_Exercise details_:
Every line with the word "Flatwasher" in it should be extracted from the data that follows.

* BEGIN Data supplied *

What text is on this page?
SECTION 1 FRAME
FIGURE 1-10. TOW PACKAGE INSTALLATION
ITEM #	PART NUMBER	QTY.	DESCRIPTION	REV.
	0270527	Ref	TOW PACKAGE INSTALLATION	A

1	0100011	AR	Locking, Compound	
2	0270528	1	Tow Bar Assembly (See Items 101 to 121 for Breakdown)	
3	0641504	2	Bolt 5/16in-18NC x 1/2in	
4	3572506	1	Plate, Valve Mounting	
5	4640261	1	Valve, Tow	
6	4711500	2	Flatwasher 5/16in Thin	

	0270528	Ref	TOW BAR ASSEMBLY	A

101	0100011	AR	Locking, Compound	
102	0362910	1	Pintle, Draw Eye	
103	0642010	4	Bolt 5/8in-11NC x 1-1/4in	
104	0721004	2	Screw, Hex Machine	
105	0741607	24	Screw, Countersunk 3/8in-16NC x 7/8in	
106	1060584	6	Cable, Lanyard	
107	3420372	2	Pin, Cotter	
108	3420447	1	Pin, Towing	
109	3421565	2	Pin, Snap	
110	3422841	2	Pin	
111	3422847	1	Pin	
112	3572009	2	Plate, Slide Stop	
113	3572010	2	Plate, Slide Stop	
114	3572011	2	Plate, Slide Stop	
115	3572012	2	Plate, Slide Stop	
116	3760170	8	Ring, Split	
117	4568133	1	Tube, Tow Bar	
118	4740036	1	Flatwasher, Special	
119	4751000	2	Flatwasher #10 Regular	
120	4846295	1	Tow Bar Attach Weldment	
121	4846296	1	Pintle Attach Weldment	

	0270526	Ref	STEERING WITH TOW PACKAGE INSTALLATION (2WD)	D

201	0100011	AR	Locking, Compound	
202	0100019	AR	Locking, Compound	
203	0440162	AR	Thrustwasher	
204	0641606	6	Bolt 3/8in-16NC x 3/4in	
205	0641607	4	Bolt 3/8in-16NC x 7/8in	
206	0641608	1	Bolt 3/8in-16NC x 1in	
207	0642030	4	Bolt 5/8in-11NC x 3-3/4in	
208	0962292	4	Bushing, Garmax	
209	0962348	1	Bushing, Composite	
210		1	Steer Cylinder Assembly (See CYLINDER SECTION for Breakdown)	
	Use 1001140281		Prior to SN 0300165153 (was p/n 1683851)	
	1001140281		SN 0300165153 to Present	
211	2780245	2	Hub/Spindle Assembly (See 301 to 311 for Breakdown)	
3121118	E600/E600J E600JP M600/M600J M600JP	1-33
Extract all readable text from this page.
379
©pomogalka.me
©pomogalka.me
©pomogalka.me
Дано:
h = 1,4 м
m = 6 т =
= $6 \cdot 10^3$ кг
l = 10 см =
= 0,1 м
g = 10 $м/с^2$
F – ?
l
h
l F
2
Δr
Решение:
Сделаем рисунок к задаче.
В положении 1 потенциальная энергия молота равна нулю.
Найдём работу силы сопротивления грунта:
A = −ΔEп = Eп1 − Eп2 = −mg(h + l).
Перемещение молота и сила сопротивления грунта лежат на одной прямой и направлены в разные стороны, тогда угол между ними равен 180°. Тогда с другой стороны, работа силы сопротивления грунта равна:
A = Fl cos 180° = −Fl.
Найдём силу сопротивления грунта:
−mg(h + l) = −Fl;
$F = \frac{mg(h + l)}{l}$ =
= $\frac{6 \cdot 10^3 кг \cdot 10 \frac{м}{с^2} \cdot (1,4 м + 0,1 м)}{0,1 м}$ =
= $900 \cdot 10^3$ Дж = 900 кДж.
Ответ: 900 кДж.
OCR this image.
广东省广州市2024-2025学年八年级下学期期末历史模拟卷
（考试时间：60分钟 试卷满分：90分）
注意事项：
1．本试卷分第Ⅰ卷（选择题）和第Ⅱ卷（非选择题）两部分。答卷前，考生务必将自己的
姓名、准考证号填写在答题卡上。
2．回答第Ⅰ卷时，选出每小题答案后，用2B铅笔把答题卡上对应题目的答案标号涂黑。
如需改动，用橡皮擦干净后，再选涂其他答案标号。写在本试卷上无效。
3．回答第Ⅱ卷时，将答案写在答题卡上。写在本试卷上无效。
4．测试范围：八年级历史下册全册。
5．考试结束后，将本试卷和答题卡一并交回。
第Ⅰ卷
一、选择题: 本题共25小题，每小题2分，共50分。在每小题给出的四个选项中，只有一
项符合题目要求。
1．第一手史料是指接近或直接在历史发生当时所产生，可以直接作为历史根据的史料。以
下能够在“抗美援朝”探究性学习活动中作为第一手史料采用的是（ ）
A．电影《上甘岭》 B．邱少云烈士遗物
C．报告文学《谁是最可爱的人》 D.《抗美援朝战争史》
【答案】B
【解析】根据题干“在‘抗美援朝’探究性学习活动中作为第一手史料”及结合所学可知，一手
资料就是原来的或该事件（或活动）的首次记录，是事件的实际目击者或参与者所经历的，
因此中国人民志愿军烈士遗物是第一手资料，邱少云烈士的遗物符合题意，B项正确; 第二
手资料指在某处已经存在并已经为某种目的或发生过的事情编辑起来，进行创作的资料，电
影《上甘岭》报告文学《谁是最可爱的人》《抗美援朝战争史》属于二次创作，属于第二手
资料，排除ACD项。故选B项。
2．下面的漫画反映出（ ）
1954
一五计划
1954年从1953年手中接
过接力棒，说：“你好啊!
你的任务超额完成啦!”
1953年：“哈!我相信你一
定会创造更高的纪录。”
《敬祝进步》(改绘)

* END Data supplied *

_Final answer_:
6	4711500	2	Flatwasher 5/16in Thin	
118	4740036	1	Flatwasher, Special	
119	4751000	2	Flatwasher #10 Regular	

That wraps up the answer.